* _STATED TASK_
Write out the whole listing again, exactly as given.

* _MATERIAL TO PROCESS_
____________________

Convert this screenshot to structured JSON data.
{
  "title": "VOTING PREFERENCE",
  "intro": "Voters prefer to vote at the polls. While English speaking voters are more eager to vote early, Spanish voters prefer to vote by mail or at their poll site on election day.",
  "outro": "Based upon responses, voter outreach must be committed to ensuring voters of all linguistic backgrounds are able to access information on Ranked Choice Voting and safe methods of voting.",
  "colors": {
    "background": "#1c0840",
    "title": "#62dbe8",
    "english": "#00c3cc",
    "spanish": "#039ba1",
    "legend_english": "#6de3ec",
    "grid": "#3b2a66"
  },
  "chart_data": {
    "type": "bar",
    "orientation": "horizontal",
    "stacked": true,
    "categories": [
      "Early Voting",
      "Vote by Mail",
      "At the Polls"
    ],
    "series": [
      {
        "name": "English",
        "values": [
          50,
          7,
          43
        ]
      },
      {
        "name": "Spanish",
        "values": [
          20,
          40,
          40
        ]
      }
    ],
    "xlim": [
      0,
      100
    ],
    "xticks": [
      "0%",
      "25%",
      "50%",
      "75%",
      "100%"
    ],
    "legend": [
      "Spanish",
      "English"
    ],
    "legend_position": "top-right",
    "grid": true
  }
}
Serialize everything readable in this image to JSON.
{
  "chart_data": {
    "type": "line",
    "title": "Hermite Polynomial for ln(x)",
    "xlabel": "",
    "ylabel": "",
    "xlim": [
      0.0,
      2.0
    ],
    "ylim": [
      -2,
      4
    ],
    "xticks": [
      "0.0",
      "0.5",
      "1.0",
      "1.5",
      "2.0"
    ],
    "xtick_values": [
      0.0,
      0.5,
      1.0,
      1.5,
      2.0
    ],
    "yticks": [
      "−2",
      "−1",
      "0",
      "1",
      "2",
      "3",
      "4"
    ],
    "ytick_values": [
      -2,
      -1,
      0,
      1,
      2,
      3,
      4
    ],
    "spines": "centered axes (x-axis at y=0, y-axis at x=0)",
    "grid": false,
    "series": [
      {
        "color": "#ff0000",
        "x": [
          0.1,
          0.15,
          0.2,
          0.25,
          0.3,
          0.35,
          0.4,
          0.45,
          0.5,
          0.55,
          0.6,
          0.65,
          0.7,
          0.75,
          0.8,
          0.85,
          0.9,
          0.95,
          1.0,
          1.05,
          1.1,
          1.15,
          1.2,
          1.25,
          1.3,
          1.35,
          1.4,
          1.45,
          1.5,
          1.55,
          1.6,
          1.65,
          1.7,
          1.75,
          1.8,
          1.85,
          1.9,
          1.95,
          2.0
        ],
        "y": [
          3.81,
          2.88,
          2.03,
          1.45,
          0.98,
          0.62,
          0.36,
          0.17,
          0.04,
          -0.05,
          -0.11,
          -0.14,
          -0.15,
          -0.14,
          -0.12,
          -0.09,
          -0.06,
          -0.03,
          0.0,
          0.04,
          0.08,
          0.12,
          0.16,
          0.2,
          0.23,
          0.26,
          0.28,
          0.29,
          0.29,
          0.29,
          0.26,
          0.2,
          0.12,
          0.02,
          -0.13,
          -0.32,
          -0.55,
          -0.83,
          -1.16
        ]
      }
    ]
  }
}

____________________

* _ANSWER TO THE PROBLEM_
Convert this screenshot to structured JSON data.
{
  "title": "VOTING PREFERENCE",
  "intro": "Voters prefer to vote at the polls. While English speaking voters are more eager to vote early, Spanish voters prefer to vote by mail or at their poll site on election day.",
  "outro": "Based upon responses, voter outreach must be committed to ensuring voters of all linguistic backgrounds are able to access information on Ranked Choice Voting and safe methods of voting.",
  "colors": {
    "background": "#1c0840",
    "title": "#62dbe8",
    "english": "#00c3cc",
    "spanish": "#039ba1",
    "legend_english": "#6de3ec",
    "grid": "#3b2a66"
  },
  "chart_data": {
    "type": "bar",
    "orientation": "horizontal",
    "stacked": true,
    "categories": [
      "Early Voting",
      "Vote by Mail",
      "At the Polls"
    ],
    "series": [
      {
        "name": "English",
        "values": [
          50,
          7,
          43
        ]
      },
      {
        "name": "Spanish",
        "values": [
          20,
          40,
          40
        ]
      }
    ],
    "xlim": [
      0,
      100
    ],
    "xticks": [
      "0%",
      "25%",
      "50%",
      "75%",
      "100%"
    ],
    "legend": [
      "Spanish",
      "English"
    ],
    "legend_position": "top-right",
    "grid": true
  }
}
Serialize everything readable in this image to JSON.
{
  "chart_data": {
    "type": "line",
    "title": "Hermite Polynomial for ln(x)",
    "xlabel": "",
    "ylabel": "",
    "xlim": [
      0.0,
      2.0
    ],
    "ylim": [
      -2,
      4
    ],
    "xticks": [
      "0.0",
      "0.5",
      "1.0",
      "1.5",
      "2.0"
    ],
    "xtick_values": [
      0.0,
      0.5,
      1.0,
      1.5,
      2.0
    ],
    "yticks": [
      "−2",
      "−1",
      "0",
      "1",
      "2",
      "3",
      "4"
    ],
    "ytick_values": [
      -2,
      -1,
      0,
      1,
      2,
      3,
      4
    ],
    "spines": "centered axes (x-axis at y=0, y-axis at x=0)",
    "grid": false,
    "series": [
      {
        "color": "#ff0000",
        "x": [
          0.1,
          0.15,
          0.2,
          0.25,
          0.3,
          0.35,
          0.4,
          0.45,
          0.5,
          0.55,
          0.6,
          0.65,
          0.7,
          0.75,
          0.8,
          0.85,
          0.9,
          0.95,
          1.0,
          1.05,
          1.1,
          1.15,
          1.2,
          1.25,
          1.3,
          1.35,
          1.4,
          1.45,
          1.5,
          1.55,
          1.6,
          1.65,
          1.7,
          1.75,
          1.8,
          1.85,
          1.9,
          1.95,
          2.0
        ],
        "y": [
          3.81,
          2.88,
          2.03,
          1.45,
          0.98,
          0.62,
          0.36,
          0.17,
          0.04,
          -0.05,
          -0.11,
          -0.14,
          -0.15,
          -0.14,
          -0.12,
          -0.09,
          -0.06,
          -0.03,
          0.0,
          0.04,
          0.08,
          0.12,
          0.16,
          0.2,
          0.23,
          0.26,
          0.28,
          0.29,
          0.29,
          0.29,
          0.26,
          0.2,
          0.12,
          0.02,
          -0.13,
          -0.32,
          -0.55,
          -0.83,
          -1.16
        ]
      }
    ]
  }
}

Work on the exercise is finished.